Will you output the entries below exactly, skipping every image they contain?

Entries taken from a collection:
— START —

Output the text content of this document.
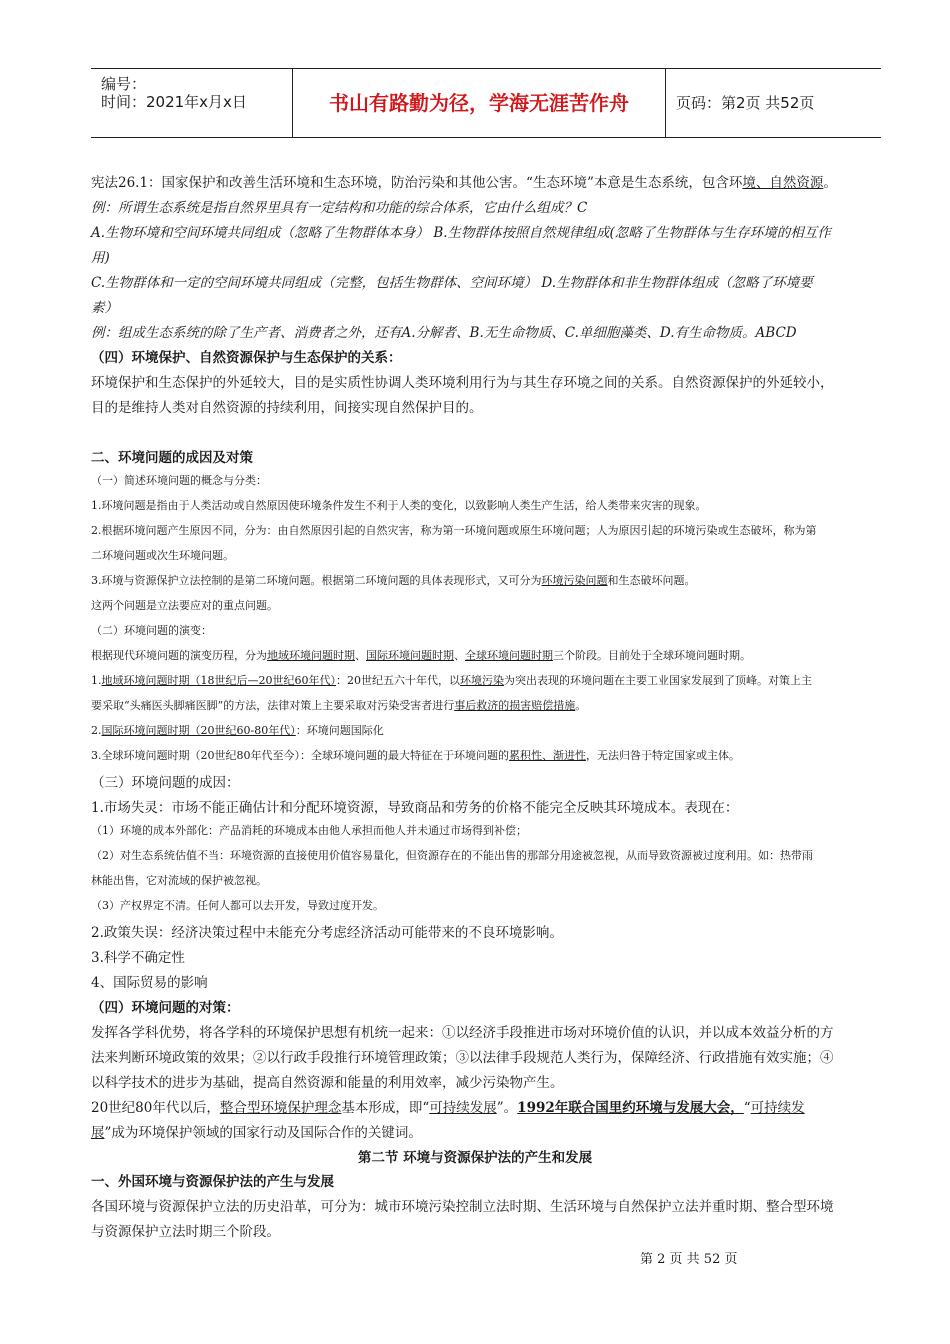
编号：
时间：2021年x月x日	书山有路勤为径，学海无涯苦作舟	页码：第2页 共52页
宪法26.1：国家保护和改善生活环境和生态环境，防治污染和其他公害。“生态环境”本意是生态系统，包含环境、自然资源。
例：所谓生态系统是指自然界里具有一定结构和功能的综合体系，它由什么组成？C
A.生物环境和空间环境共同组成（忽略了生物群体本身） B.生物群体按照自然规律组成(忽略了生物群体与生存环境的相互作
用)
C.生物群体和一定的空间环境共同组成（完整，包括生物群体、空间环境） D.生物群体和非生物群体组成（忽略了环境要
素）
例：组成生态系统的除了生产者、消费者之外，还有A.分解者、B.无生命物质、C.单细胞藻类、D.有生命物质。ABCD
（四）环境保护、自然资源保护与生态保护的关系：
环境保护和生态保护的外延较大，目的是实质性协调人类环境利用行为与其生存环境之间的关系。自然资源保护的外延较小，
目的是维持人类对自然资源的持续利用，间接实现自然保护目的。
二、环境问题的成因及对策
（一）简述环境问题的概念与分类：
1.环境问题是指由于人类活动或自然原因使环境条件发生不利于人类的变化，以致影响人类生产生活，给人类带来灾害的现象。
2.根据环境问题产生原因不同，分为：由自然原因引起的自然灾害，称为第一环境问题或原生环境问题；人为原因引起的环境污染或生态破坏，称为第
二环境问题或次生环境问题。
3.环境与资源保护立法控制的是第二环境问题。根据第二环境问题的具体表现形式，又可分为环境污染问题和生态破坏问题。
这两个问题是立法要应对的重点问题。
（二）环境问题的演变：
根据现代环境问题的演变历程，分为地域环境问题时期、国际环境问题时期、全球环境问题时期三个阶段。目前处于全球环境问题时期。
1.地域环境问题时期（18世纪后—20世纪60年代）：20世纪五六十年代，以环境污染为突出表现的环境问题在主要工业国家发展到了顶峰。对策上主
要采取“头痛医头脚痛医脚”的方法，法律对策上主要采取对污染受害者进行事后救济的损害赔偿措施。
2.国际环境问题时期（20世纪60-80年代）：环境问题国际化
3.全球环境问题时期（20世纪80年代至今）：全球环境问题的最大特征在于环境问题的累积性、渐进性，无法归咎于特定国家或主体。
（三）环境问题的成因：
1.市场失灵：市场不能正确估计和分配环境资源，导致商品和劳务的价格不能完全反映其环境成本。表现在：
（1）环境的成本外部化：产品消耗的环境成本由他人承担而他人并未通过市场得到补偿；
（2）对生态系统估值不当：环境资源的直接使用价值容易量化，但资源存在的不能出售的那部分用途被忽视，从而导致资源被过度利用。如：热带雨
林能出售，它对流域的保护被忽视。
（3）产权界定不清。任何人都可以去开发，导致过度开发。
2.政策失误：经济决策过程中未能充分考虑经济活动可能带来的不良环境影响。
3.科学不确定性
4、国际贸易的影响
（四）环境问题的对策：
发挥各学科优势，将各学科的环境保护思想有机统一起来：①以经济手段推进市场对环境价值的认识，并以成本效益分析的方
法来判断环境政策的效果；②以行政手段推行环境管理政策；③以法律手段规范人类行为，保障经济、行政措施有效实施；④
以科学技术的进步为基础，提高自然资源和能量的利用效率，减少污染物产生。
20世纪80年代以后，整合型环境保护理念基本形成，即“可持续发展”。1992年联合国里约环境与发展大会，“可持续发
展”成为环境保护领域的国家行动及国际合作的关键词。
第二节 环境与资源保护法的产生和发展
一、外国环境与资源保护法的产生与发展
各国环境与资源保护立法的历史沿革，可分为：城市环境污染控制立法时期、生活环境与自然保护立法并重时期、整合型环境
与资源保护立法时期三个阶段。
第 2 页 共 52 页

— END —

Output of the exercise:
Output the text content of this document.
编号：
时间：2021年x月x日	书山有路勤为径，学海无涯苦作舟	页码：第2页 共52页
宪法26.1：国家保护和改善生活环境和生态环境，防治污染和其他公害。“生态环境”本意是生态系统，包含环境、自然资源。
例：所谓生态系统是指自然界里具有一定结构和功能的综合体系，它由什么组成？C
A.生物环境和空间环境共同组成（忽略了生物群体本身） B.生物群体按照自然规律组成(忽略了生物群体与生存环境的相互作
用)
C.生物群体和一定的空间环境共同组成（完整，包括生物群体、空间环境） D.生物群体和非生物群体组成（忽略了环境要
素）
例：组成生态系统的除了生产者、消费者之外，还有A.分解者、B.无生命物质、C.单细胞藻类、D.有生命物质。ABCD
（四）环境保护、自然资源保护与生态保护的关系：
环境保护和生态保护的外延较大，目的是实质性协调人类环境利用行为与其生存环境之间的关系。自然资源保护的外延较小，
目的是维持人类对自然资源的持续利用，间接实现自然保护目的。
二、环境问题的成因及对策
（一）简述环境问题的概念与分类：
1.环境问题是指由于人类活动或自然原因使环境条件发生不利于人类的变化，以致影响人类生产生活，给人类带来灾害的现象。
2.根据环境问题产生原因不同，分为：由自然原因引起的自然灾害，称为第一环境问题或原生环境问题；人为原因引起的环境污染或生态破坏，称为第
二环境问题或次生环境问题。
3.环境与资源保护立法控制的是第二环境问题。根据第二环境问题的具体表现形式，又可分为环境污染问题和生态破坏问题。
这两个问题是立法要应对的重点问题。
（二）环境问题的演变：
根据现代环境问题的演变历程，分为地域环境问题时期、国际环境问题时期、全球环境问题时期三个阶段。目前处于全球环境问题时期。
1.地域环境问题时期（18世纪后—20世纪60年代）：20世纪五六十年代，以环境污染为突出表现的环境问题在主要工业国家发展到了顶峰。对策上主
要采取“头痛医头脚痛医脚”的方法，法律对策上主要采取对污染受害者进行事后救济的损害赔偿措施。
2.国际环境问题时期（20世纪60-80年代）：环境问题国际化
3.全球环境问题时期（20世纪80年代至今）：全球环境问题的最大特征在于环境问题的累积性、渐进性，无法归咎于特定国家或主体。
（三）环境问题的成因：
1.市场失灵：市场不能正确估计和分配环境资源，导致商品和劳务的价格不能完全反映其环境成本。表现在：
（1）环境的成本外部化：产品消耗的环境成本由他人承担而他人并未通过市场得到补偿；
（2）对生态系统估值不当：环境资源的直接使用价值容易量化，但资源存在的不能出售的那部分用途被忽视，从而导致资源被过度利用。如：热带雨
林能出售，它对流域的保护被忽视。
（3）产权界定不清。任何人都可以去开发，导致过度开发。
2.政策失误：经济决策过程中未能充分考虑经济活动可能带来的不良环境影响。
3.科学不确定性
4、国际贸易的影响
（四）环境问题的对策：
发挥各学科优势，将各学科的环境保护思想有机统一起来：①以经济手段推进市场对环境价值的认识，并以成本效益分析的方
法来判断环境政策的效果；②以行政手段推行环境管理政策；③以法律手段规范人类行为，保障经济、行政措施有效实施；④
以科学技术的进步为基础，提高自然资源和能量的利用效率，减少污染物产生。
20世纪80年代以后，整合型环境保护理念基本形成，即“可持续发展”。1992年联合国里约环境与发展大会，“可持续发
展”成为环境保护领域的国家行动及国际合作的关键词。
第二节 环境与资源保护法的产生和发展
一、外国环境与资源保护法的产生与发展
各国环境与资源保护立法的历史沿革，可分为：城市环境污染控制立法时期、生活环境与自然保护立法并重时期、整合型环境
与资源保护立法时期三个阶段。
第 2 页 共 52 页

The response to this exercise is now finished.